**Given instruction**
Look through the material and copy each line holding "paid".

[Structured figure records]

-*-*-

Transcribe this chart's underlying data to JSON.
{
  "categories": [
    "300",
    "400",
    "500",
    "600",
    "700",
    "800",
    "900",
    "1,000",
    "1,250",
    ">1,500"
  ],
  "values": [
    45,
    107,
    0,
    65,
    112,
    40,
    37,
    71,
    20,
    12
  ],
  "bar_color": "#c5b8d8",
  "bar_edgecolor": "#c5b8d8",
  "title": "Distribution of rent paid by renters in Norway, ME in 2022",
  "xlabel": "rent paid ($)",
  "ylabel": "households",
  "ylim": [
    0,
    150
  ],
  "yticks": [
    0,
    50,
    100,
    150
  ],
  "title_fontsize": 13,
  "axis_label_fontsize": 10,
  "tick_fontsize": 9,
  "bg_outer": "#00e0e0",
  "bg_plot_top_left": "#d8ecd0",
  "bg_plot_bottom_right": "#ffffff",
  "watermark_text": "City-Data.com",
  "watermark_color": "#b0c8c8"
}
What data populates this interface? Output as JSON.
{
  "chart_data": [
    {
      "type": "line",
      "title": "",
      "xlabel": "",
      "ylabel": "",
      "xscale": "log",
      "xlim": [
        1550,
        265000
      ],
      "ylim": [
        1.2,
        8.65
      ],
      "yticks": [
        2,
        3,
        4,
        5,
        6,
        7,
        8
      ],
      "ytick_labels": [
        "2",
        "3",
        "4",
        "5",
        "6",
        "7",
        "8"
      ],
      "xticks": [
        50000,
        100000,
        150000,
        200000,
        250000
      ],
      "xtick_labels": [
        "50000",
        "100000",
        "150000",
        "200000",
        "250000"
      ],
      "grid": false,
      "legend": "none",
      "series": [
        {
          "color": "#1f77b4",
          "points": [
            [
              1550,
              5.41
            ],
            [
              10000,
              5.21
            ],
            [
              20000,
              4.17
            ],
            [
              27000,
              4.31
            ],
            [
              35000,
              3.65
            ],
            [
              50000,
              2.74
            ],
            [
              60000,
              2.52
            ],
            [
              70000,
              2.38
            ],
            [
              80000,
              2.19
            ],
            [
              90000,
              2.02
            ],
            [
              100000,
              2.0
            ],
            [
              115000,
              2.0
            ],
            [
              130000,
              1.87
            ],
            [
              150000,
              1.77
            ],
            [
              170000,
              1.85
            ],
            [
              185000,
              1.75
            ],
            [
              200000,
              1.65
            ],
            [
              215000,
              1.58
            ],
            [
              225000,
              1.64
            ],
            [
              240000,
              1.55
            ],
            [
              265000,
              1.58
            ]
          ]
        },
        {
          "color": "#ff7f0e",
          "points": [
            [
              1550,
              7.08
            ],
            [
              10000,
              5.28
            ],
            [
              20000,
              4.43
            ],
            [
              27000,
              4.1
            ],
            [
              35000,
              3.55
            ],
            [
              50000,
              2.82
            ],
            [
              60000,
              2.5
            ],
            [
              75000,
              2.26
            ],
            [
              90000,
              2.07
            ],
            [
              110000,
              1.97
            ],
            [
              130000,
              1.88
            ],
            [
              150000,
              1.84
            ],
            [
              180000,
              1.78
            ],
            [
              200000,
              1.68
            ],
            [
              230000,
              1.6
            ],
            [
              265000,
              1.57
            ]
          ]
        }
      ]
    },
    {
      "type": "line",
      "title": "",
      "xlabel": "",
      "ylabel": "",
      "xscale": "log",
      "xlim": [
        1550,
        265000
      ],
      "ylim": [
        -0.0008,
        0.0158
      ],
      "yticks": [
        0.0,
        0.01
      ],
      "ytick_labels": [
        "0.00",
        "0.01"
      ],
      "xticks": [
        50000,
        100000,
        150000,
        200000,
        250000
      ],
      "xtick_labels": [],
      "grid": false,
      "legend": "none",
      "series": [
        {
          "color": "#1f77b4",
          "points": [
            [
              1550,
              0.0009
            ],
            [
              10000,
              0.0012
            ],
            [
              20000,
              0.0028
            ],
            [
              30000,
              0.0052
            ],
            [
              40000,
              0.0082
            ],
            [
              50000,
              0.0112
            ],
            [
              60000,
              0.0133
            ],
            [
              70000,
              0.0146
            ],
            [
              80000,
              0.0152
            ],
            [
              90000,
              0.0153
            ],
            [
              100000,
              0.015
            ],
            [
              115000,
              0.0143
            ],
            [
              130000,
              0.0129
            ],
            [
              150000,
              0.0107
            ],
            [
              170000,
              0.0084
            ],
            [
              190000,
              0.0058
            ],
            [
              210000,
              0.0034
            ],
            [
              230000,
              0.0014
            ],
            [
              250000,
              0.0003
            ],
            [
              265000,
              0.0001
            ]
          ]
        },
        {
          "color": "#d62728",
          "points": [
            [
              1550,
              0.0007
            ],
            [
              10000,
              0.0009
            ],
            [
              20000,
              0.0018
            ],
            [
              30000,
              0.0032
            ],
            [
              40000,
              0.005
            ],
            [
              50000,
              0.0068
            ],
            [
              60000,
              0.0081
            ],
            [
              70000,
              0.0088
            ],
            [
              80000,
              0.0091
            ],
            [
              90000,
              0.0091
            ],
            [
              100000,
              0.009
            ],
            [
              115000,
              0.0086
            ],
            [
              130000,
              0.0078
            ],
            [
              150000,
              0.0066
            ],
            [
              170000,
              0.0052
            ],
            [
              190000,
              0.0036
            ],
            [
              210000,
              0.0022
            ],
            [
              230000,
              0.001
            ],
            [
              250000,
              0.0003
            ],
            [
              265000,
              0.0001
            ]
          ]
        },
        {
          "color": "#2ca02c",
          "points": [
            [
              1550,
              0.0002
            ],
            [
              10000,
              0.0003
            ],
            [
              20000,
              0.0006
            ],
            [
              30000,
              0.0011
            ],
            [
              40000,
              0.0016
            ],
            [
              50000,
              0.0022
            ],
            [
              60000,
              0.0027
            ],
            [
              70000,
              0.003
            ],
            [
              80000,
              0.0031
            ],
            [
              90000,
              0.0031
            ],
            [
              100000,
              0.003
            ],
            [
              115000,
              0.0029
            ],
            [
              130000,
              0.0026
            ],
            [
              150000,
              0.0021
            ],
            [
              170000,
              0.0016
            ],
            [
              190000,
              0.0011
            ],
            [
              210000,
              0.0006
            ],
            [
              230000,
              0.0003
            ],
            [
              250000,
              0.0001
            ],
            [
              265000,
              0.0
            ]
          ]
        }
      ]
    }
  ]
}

-*-*-

**Response below**
  "title": "Distribution of rent paid by renters in Norway, ME in 2022",
  "xlabel": "rent paid ($)",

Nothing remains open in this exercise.